### WHAT TO DO
Write out the material again exactly, please, and omit the pictures.

### RECORD EXTRACTS
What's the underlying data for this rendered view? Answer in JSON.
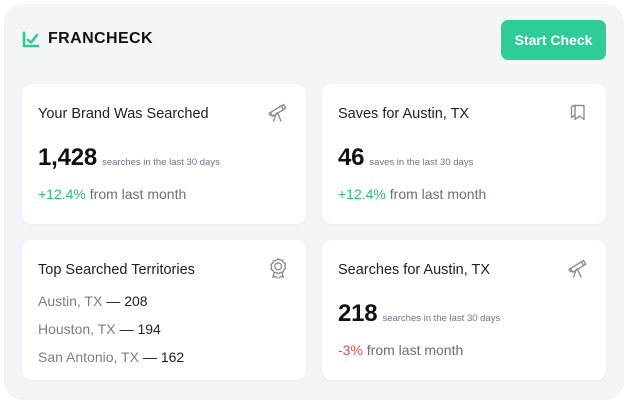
{
  "app": {
    "name": "FRANCHECK",
    "cta_label": "Start Check",
    "accent_color": "#2ecc98"
  },
  "cards": {
    "brand_searched": {
      "title": "Your Brand Was Searched",
      "icon": "telescope-icon",
      "value": "1,428",
      "subtitle": "searches in the last 30 days",
      "change": "+12.4%",
      "change_suffix": "from last month"
    },
    "saves": {
      "title": "Saves for Austin, TX",
      "icon": "bookmark-icon",
      "value": "46",
      "subtitle": "saves in the last 30 days",
      "change": "+12.4%",
      "change_suffix": "from last month"
    },
    "top_territories": {
      "title": "Top Searched Territories",
      "icon": "award-icon",
      "items": [
        {
          "name": "Austin, TX",
          "count": "— 208"
        },
        {
          "name": "Houston, TX",
          "count": "— 194"
        },
        {
          "name": "San Antonio, TX",
          "count": "— 162"
        }
      ]
    },
    "searches_austin": {
      "title": "Searches for Austin, TX",
      "icon": "telescope-icon",
      "value": "218",
      "subtitle": "searches in the last 30 days",
      "change": "-3%",
      "change_suffix": "from last month"
    }
  },
  "colors": {
    "positive": "#2ebc6f",
    "negative": "#e0524a"
  }
}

### RESULT BELOW
What's the underlying data for this rendered view? Answer in JSON.
{
  "app": {
    "name": "FRANCHECK",
    "cta_label": "Start Check",
    "accent_color": "#2ecc98"
  },
  "cards": {
    "brand_searched": {
      "title": "Your Brand Was Searched",
      "icon": "telescope-icon",
      "value": "1,428",
      "subtitle": "searches in the last 30 days",
      "change": "+12.4%",
      "change_suffix": "from last month"
    },
    "saves": {
      "title": "Saves for Austin, TX",
      "icon": "bookmark-icon",
      "value": "46",
      "subtitle": "saves in the last 30 days",
      "change": "+12.4%",
      "change_suffix": "from last month"
    },
    "top_territories": {
      "title": "Top Searched Territories",
      "icon": "award-icon",
      "items": [
        {
          "name": "Austin, TX",
          "count": "— 208"
        },
        {
          "name": "Houston, TX",
          "count": "— 194"
        },
        {
          "name": "San Antonio, TX",
          "count": "— 162"
        }
      ]
    },
    "searches_austin": {
      "title": "Searches for Austin, TX",
      "icon": "telescope-icon",
      "value": "218",
      "subtitle": "searches in the last 30 days",
      "change": "-3%",
      "change_suffix": "from last month"
    }
  },
  "colors": {
    "positive": "#2ebc6f",
    "negative": "#e0524a"
  }
}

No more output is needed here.